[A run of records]

+++

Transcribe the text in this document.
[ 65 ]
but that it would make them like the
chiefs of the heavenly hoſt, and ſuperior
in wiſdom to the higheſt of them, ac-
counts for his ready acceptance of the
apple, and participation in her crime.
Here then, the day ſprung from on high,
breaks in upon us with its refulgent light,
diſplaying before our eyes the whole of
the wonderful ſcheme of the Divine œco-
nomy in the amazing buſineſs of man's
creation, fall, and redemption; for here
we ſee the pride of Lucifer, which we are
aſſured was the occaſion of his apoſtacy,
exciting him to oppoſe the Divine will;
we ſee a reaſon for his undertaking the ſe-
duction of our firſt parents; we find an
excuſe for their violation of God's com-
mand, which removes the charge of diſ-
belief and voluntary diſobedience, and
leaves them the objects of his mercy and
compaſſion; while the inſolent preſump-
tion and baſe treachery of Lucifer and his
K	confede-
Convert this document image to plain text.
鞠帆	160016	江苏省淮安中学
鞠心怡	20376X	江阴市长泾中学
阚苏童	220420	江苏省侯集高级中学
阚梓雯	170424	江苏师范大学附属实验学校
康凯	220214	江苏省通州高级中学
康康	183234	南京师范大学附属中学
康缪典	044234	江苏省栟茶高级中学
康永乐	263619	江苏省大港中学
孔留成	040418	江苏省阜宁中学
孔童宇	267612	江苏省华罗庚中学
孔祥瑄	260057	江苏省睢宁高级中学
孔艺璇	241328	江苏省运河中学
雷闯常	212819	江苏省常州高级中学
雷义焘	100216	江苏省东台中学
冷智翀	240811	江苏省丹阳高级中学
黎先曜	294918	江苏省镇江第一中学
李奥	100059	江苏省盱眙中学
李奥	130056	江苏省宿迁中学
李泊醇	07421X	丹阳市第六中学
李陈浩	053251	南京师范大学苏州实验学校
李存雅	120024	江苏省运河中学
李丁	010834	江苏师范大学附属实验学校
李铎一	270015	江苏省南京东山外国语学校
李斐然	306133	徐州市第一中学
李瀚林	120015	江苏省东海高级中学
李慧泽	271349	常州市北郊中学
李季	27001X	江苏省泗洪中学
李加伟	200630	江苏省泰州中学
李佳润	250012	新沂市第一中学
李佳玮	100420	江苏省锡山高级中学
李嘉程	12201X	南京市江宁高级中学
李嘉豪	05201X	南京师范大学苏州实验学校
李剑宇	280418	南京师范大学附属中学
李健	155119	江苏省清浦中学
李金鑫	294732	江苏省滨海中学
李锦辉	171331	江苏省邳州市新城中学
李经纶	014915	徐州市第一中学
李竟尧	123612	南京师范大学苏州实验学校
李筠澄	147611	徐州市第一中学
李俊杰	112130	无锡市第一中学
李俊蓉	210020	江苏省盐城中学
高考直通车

+++

■ What to do ■
Find the string "Lucifer" in the entries above and return each line that holds it.

■ The answer ■
we ſee the pride of Lucifer, which we are
tion and baſe treachery of Lucifer and his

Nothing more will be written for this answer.